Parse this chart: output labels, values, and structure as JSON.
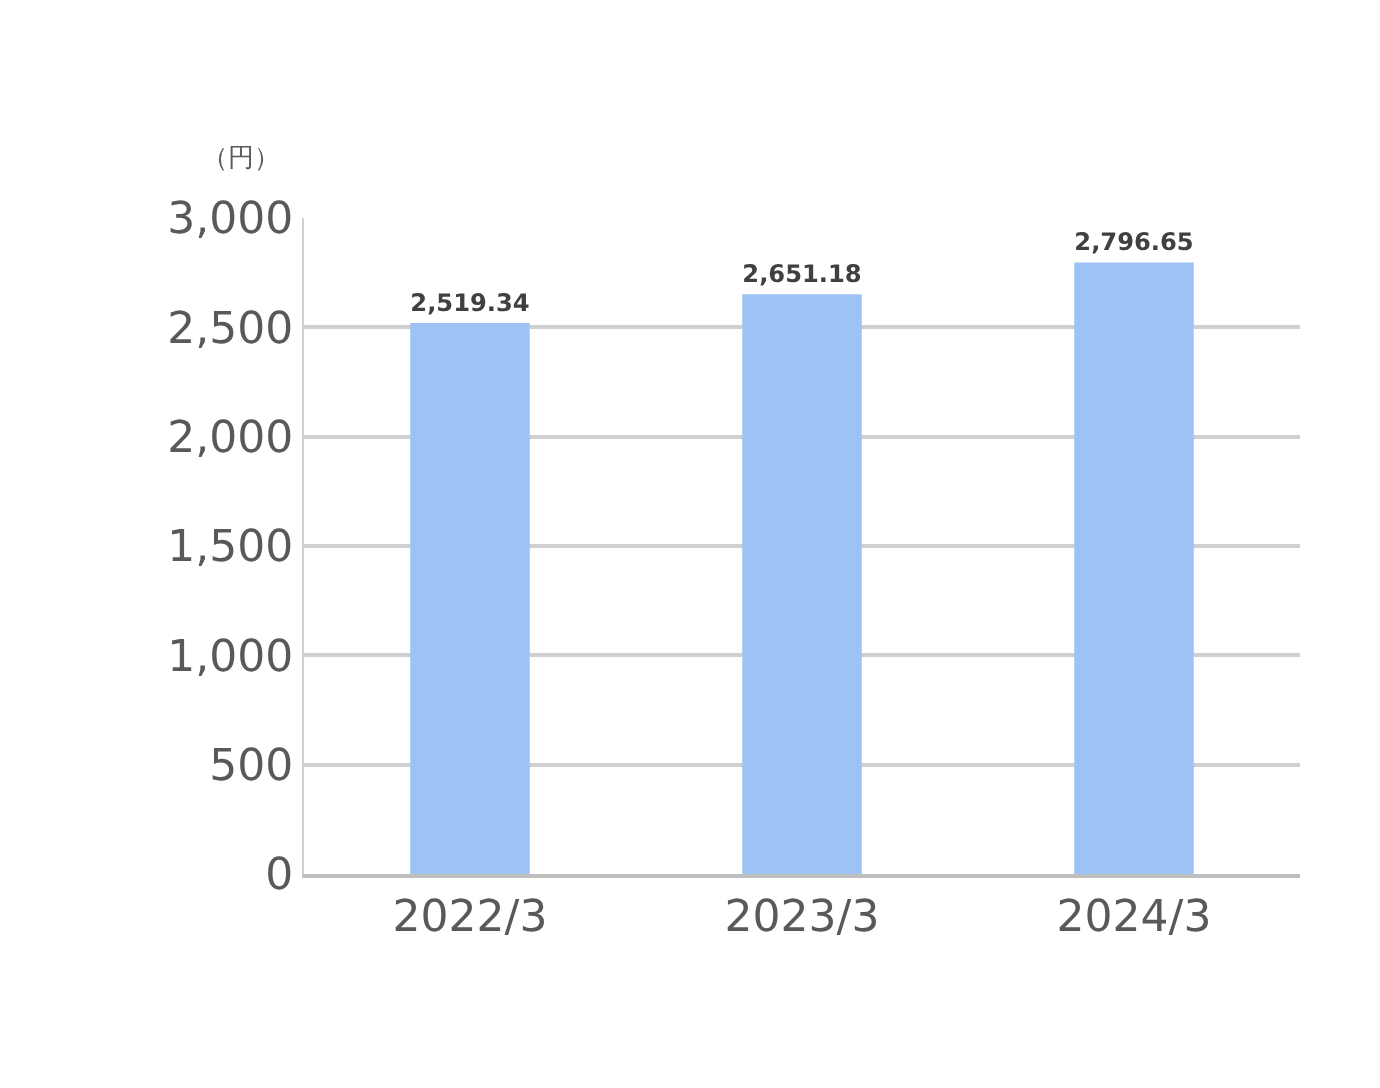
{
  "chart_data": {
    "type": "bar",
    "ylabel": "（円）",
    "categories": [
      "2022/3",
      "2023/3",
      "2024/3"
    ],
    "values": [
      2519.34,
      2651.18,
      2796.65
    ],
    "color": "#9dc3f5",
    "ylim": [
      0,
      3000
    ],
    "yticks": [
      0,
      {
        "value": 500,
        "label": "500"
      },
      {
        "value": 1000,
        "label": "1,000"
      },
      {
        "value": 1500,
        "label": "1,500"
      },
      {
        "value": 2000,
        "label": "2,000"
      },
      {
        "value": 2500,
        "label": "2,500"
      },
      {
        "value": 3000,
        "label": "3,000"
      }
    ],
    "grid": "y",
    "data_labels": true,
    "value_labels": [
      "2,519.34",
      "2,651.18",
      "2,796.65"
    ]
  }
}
★ ★ ★ ★
Using the records above, output their complete text exactly, minus any images.

RESPONSE
Parse this chart: output labels, values, and structure as JSON.
{
  "chart_data": {
    "type": "bar",
    "ylabel": "（円）",
    "categories": [
      "2022/3",
      "2023/3",
      "2024/3"
    ],
    "values": [
      2519.34,
      2651.18,
      2796.65
    ],
    "color": "#9dc3f5",
    "ylim": [
      0,
      3000
    ],
    "yticks": [
      0,
      {
        "value": 500,
        "label": "500"
      },
      {
        "value": 1000,
        "label": "1,000"
      },
      {
        "value": 1500,
        "label": "1,500"
      },
      {
        "value": 2000,
        "label": "2,000"
      },
      {
        "value": 2500,
        "label": "2,500"
      },
      {
        "value": 3000,
        "label": "3,000"
      }
    ],
    "grid": "y",
    "data_labels": true,
    "value_labels": [
      "2,519.34",
      "2,651.18",
      "2,796.65"
    ]
  }
}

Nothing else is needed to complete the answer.